▶ _Stored rows_
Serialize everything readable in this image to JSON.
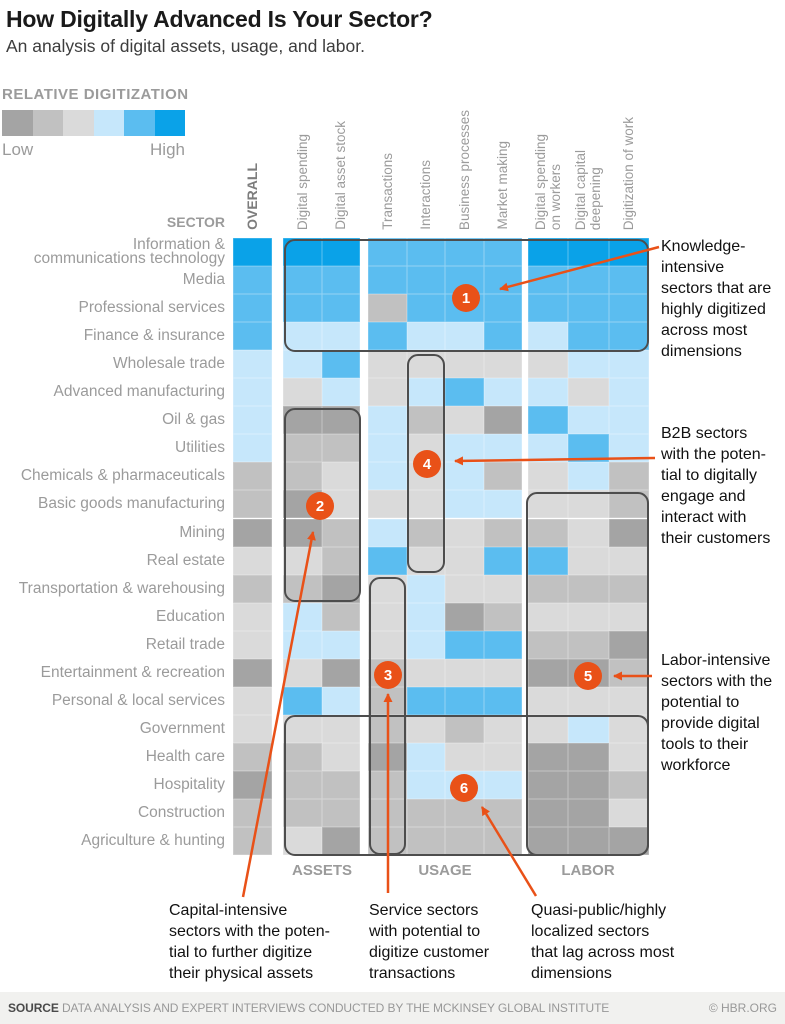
{
  "title": "How Digitally Advanced Is Your Sector?",
  "subtitle": "An analysis of digital assets, usage, and labor.",
  "legend": {
    "label": "RELATIVE DIGITIZATION",
    "low": "Low",
    "high": "High"
  },
  "sector_label": "SECTOR",
  "chart_data": {
    "type": "heatmap",
    "title": "How Digitally Advanced Is Your Sector?",
    "scale": "relative digitization, 1 = low, 6 = high",
    "palette": [
      "#a4a4a4",
      "#c1c1c1",
      "#dadada",
      "#c6e7fb",
      "#5bbdf0",
      "#0aa2e8"
    ],
    "column_groups": [
      {
        "label": "",
        "columns": [
          "OVERALL"
        ]
      },
      {
        "label": "ASSETS",
        "columns": [
          "Digital spending",
          "Digital asset stock"
        ]
      },
      {
        "label": "USAGE",
        "columns": [
          "Transactions",
          "Interactions",
          "Business processes",
          "Market making"
        ]
      },
      {
        "label": "LABOR",
        "columns": [
          "Digital spending\non workers",
          "Digital capital\ndeepening",
          "Digitization of work"
        ]
      }
    ],
    "rows": [
      {
        "sector": "Information &\ncommunications technology",
        "values": [
          6,
          6,
          6,
          5,
          5,
          5,
          5,
          6,
          6,
          6
        ]
      },
      {
        "sector": "Media",
        "values": [
          5,
          5,
          5,
          5,
          5,
          5,
          5,
          5,
          5,
          5
        ]
      },
      {
        "sector": "Professional services",
        "values": [
          5,
          5,
          5,
          2,
          5,
          5,
          5,
          5,
          5,
          5
        ]
      },
      {
        "sector": "Finance & insurance",
        "values": [
          5,
          4,
          4,
          5,
          4,
          4,
          5,
          4,
          5,
          5
        ]
      },
      {
        "sector": "Wholesale trade",
        "values": [
          4,
          4,
          5,
          3,
          3,
          3,
          3,
          3,
          4,
          4
        ]
      },
      {
        "sector": "Advanced manufacturing",
        "values": [
          4,
          3,
          4,
          3,
          4,
          5,
          4,
          4,
          3,
          4
        ]
      },
      {
        "sector": "Oil & gas",
        "values": [
          4,
          1,
          1,
          4,
          2,
          3,
          1,
          5,
          4,
          4
        ]
      },
      {
        "sector": "Utilities",
        "values": [
          4,
          2,
          2,
          4,
          3,
          4,
          4,
          4,
          5,
          4
        ]
      },
      {
        "sector": "Chemicals & pharmaceuticals",
        "values": [
          2,
          2,
          3,
          4,
          3,
          4,
          2,
          3,
          4,
          2
        ]
      },
      {
        "sector": "Basic goods manufacturing",
        "values": [
          2,
          1,
          3,
          3,
          3,
          4,
          4,
          3,
          3,
          2
        ]
      },
      {
        "sector": "Mining",
        "values": [
          1,
          1,
          2,
          4,
          2,
          3,
          2,
          2,
          3,
          1
        ]
      },
      {
        "sector": "Real estate",
        "values": [
          3,
          3,
          2,
          5,
          3,
          3,
          5,
          5,
          3,
          3
        ]
      },
      {
        "sector": "Transportation & warehousing",
        "values": [
          2,
          2,
          1,
          3,
          4,
          3,
          3,
          2,
          2,
          2
        ]
      },
      {
        "sector": "Education",
        "values": [
          3,
          4,
          2,
          3,
          4,
          1,
          2,
          3,
          3,
          3
        ]
      },
      {
        "sector": "Retail trade",
        "values": [
          3,
          4,
          4,
          3,
          4,
          5,
          5,
          2,
          2,
          1
        ]
      },
      {
        "sector": "Entertainment & recreation",
        "values": [
          1,
          3,
          1,
          2,
          3,
          3,
          3,
          1,
          1,
          2
        ]
      },
      {
        "sector": "Personal & local services",
        "values": [
          3,
          5,
          4,
          2,
          5,
          5,
          5,
          3,
          3,
          3
        ]
      },
      {
        "sector": "Government",
        "values": [
          3,
          3,
          3,
          2,
          3,
          2,
          3,
          3,
          4,
          3
        ]
      },
      {
        "sector": "Health care",
        "values": [
          2,
          2,
          3,
          1,
          4,
          3,
          3,
          1,
          1,
          3
        ]
      },
      {
        "sector": "Hospitality",
        "values": [
          1,
          2,
          2,
          2,
          4,
          4,
          4,
          1,
          1,
          2
        ]
      },
      {
        "sector": "Construction",
        "values": [
          2,
          2,
          2,
          2,
          2,
          2,
          2,
          1,
          1,
          3
        ]
      },
      {
        "sector": "Agriculture & hunting",
        "values": [
          2,
          3,
          1,
          2,
          2,
          2,
          2,
          1,
          1,
          1
        ]
      }
    ]
  },
  "annotations": [
    {
      "number": "1",
      "text": "Knowledge-\nintensive\nsectors that are\nhighly digitized\nacross most\ndimensions"
    },
    {
      "number": "2",
      "text": "Capital-intensive\nsectors with the poten-\ntial to further digitize\ntheir physical assets"
    },
    {
      "number": "3",
      "text": "Service sectors\nwith potential to\ndigitize customer\ntransactions"
    },
    {
      "number": "4",
      "text": "B2B sectors\nwith the poten-\ntial to digitally\nengage and\ninteract with\ntheir customers"
    },
    {
      "number": "5",
      "text": "Labor-intensive\nsectors with the\npotential to\nprovide digital\ntools to their\nworkforce"
    },
    {
      "number": "6",
      "text": "Quasi-public/highly\nlocalized sectors\nthat lag across most\ndimensions"
    }
  ],
  "footer": {
    "source_label": "SOURCE",
    "source_text": " DATA ANALYSIS AND EXPERT INTERVIEWS CONDUCTED BY THE MCKINSEY GLOBAL INSTITUTE",
    "credit": "© HBR.ORG"
  },
  "accent_color": "#E95118"
}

▶ _Written instruction_
All lines holding the word "ndimensions" should be picked out and copied.

▶ _Output for this exercise_
      "text": "Knowledge-\nintensive\nsectors that are\nhighly digitized\nacross most\ndimensions"
      "text": "Quasi-public/highly\nlocalized sectors\nthat lag across most\ndimensions"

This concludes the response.